▶ WHAT YOU NEED TO DO: Repeat, exactly and completely, the entries shown underneath.

▶ DATA FOR THIS TASK:
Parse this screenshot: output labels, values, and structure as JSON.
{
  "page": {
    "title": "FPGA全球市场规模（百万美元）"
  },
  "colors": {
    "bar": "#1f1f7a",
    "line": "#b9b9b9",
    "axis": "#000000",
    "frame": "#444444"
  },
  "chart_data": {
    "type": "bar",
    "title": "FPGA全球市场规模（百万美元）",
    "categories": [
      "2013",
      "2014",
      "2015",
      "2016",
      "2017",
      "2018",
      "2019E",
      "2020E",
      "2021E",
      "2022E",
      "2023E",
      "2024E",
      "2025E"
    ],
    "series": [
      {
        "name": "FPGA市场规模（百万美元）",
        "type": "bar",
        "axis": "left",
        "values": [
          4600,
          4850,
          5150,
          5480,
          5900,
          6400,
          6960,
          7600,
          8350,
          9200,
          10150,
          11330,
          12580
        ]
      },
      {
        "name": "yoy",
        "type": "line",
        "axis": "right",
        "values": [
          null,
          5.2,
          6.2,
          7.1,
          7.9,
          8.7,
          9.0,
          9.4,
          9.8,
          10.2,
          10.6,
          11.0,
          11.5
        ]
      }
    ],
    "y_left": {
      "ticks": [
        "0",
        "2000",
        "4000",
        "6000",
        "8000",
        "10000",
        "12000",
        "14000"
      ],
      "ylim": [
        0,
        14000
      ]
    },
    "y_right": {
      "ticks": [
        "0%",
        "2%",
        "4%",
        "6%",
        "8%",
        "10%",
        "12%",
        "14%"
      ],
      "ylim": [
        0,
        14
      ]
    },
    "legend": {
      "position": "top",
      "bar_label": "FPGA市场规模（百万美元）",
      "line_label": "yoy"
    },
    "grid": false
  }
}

▶ WORKED ANSWER:
Parse this screenshot: output labels, values, and structure as JSON.
{
  "page": {
    "title": "FPGA全球市场规模（百万美元）"
  },
  "colors": {
    "bar": "#1f1f7a",
    "line": "#b9b9b9",
    "axis": "#000000",
    "frame": "#444444"
  },
  "chart_data": {
    "type": "bar",
    "title": "FPGA全球市场规模（百万美元）",
    "categories": [
      "2013",
      "2014",
      "2015",
      "2016",
      "2017",
      "2018",
      "2019E",
      "2020E",
      "2021E",
      "2022E",
      "2023E",
      "2024E",
      "2025E"
    ],
    "series": [
      {
        "name": "FPGA市场规模（百万美元）",
        "type": "bar",
        "axis": "left",
        "values": [
          4600,
          4850,
          5150,
          5480,
          5900,
          6400,
          6960,
          7600,
          8350,
          9200,
          10150,
          11330,
          12580
        ]
      },
      {
        "name": "yoy",
        "type": "line",
        "axis": "right",
        "values": [
          null,
          5.2,
          6.2,
          7.1,
          7.9,
          8.7,
          9.0,
          9.4,
          9.8,
          10.2,
          10.6,
          11.0,
          11.5
        ]
      }
    ],
    "y_left": {
      "ticks": [
        "0",
        "2000",
        "4000",
        "6000",
        "8000",
        "10000",
        "12000",
        "14000"
      ],
      "ylim": [
        0,
        14000
      ]
    },
    "y_right": {
      "ticks": [
        "0%",
        "2%",
        "4%",
        "6%",
        "8%",
        "10%",
        "12%",
        "14%"
      ],
      "ylim": [
        0,
        14
      ]
    },
    "legend": {
      "position": "top",
      "bar_label": "FPGA市场规模（百万美元）",
      "line_label": "yoy"
    },
    "grid": false
  }
}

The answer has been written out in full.